*** Record excerpts Section Begins ***
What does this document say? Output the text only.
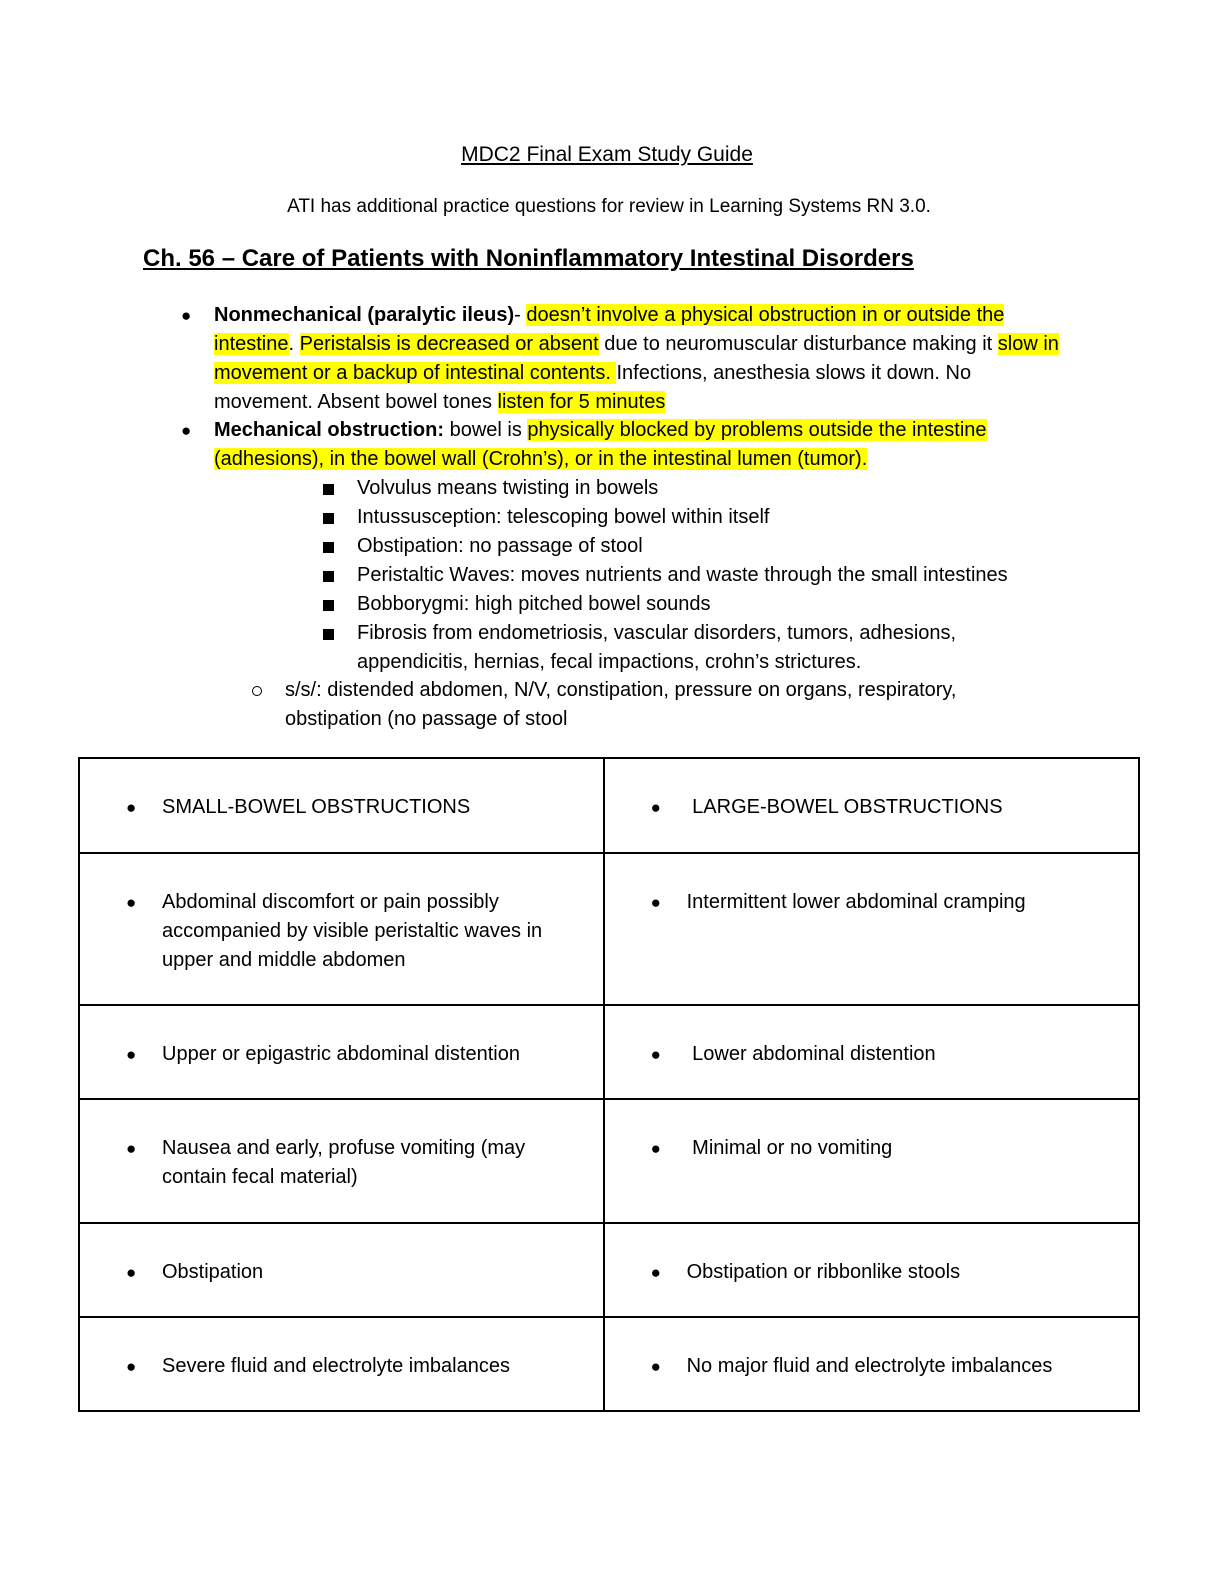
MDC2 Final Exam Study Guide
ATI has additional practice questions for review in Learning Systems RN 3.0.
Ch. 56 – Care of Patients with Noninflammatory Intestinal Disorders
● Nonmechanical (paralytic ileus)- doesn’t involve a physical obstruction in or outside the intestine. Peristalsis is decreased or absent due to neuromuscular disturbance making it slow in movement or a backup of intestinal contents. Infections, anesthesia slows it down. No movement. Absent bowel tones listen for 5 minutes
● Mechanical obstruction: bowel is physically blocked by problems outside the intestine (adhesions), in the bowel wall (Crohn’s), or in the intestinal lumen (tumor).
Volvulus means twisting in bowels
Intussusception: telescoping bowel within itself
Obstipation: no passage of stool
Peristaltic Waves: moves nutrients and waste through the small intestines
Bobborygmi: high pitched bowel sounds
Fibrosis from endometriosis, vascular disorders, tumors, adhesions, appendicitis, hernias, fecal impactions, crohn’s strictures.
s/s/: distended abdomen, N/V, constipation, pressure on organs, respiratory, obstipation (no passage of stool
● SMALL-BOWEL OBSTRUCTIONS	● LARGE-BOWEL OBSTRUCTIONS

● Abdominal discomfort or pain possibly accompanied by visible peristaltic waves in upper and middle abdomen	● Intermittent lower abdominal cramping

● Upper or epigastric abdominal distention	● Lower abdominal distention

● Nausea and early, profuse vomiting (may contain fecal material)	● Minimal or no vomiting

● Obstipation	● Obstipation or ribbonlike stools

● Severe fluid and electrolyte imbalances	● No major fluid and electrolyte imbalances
*** Record excerpts Section Ends ***
• **Work item**:
Filter the listing down to the lines holding the word "fecal", and return those.

• **Answer to the problem**:
Fibrosis from endometriosis, vascular disorders, tumors, adhesions, appendicitis, hernias, fecal impactions, crohn’s strictures.
● Nausea and early, profuse vomiting (may contain fecal material)	● Minimal or no vomiting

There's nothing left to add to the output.